◆ Directions
Exact reproduction is required for all entries.
──────── Listed entries ────────
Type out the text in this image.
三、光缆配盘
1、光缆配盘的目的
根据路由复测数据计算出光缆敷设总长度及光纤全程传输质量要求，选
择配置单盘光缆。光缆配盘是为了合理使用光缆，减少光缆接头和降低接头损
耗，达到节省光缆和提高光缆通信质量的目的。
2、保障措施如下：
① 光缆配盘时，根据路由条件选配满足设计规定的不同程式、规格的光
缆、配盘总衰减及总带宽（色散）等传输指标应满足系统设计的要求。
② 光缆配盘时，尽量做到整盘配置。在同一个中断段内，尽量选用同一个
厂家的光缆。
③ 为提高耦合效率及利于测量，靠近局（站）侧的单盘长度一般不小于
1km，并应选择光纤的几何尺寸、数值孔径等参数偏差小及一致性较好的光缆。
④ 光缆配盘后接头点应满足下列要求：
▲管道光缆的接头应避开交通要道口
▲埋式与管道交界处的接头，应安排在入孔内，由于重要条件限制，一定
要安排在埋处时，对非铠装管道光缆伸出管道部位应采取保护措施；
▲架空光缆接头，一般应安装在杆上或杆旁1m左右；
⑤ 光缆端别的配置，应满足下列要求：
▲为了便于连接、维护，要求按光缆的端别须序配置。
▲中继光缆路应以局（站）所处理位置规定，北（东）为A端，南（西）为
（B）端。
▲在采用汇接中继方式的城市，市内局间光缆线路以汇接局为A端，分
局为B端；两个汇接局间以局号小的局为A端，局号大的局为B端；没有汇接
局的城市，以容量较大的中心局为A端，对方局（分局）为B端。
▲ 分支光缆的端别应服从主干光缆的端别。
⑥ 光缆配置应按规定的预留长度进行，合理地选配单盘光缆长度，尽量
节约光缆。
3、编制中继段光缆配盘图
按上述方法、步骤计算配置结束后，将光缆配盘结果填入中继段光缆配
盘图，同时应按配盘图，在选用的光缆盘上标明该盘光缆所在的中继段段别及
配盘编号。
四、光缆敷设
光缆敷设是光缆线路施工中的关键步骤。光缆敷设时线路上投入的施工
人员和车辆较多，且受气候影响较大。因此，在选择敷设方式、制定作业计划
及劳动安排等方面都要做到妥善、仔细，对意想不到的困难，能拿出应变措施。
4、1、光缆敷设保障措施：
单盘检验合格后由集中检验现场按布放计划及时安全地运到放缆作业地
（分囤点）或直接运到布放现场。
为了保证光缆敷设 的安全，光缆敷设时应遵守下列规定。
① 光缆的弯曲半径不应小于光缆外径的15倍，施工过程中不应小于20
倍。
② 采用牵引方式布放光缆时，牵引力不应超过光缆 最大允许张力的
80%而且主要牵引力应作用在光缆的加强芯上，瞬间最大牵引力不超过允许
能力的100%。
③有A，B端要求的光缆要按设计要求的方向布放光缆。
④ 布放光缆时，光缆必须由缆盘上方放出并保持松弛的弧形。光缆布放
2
────────
◆ Answer to this problem
Type out the text in this image.
三、光缆配盘
1、光缆配盘的目的
根据路由复测数据计算出光缆敷设总长度及光纤全程传输质量要求，选
择配置单盘光缆。光缆配盘是为了合理使用光缆，减少光缆接头和降低接头损
耗，达到节省光缆和提高光缆通信质量的目的。
2、保障措施如下：
① 光缆配盘时，根据路由条件选配满足设计规定的不同程式、规格的光
缆、配盘总衰减及总带宽（色散）等传输指标应满足系统设计的要求。
② 光缆配盘时，尽量做到整盘配置。在同一个中断段内，尽量选用同一个
厂家的光缆。
③ 为提高耦合效率及利于测量，靠近局（站）侧的单盘长度一般不小于
1km，并应选择光纤的几何尺寸、数值孔径等参数偏差小及一致性较好的光缆。
④ 光缆配盘后接头点应满足下列要求：
▲管道光缆的接头应避开交通要道口
▲埋式与管道交界处的接头，应安排在入孔内，由于重要条件限制，一定
要安排在埋处时，对非铠装管道光缆伸出管道部位应采取保护措施；
▲架空光缆接头，一般应安装在杆上或杆旁1m左右；
⑤ 光缆端别的配置，应满足下列要求：
▲为了便于连接、维护，要求按光缆的端别须序配置。
▲中继光缆路应以局（站）所处理位置规定，北（东）为A端，南（西）为
（B）端。
▲在采用汇接中继方式的城市，市内局间光缆线路以汇接局为A端，分
局为B端；两个汇接局间以局号小的局为A端，局号大的局为B端；没有汇接
局的城市，以容量较大的中心局为A端，对方局（分局）为B端。
▲ 分支光缆的端别应服从主干光缆的端别。
⑥ 光缆配置应按规定的预留长度进行，合理地选配单盘光缆长度，尽量
节约光缆。
3、编制中继段光缆配盘图
按上述方法、步骤计算配置结束后，将光缆配盘结果填入中继段光缆配
盘图，同时应按配盘图，在选用的光缆盘上标明该盘光缆所在的中继段段别及
配盘编号。
四、光缆敷设
光缆敷设是光缆线路施工中的关键步骤。光缆敷设时线路上投入的施工
人员和车辆较多，且受气候影响较大。因此，在选择敷设方式、制定作业计划
及劳动安排等方面都要做到妥善、仔细，对意想不到的困难，能拿出应变措施。
4、1、光缆敷设保障措施：
单盘检验合格后由集中检验现场按布放计划及时安全地运到放缆作业地
（分囤点）或直接运到布放现场。
为了保证光缆敷设 的安全，光缆敷设时应遵守下列规定。
① 光缆的弯曲半径不应小于光缆外径的15倍，施工过程中不应小于20
倍。
② 采用牵引方式布放光缆时，牵引力不应超过光缆 最大允许张力的
80%而且主要牵引力应作用在光缆的加强芯上，瞬间最大牵引力不超过允许
能力的100%。
③有A，B端要求的光缆要按设计要求的方向布放光缆。
④ 布放光缆时，光缆必须由缆盘上方放出并保持松弛的弧形。光缆布放
2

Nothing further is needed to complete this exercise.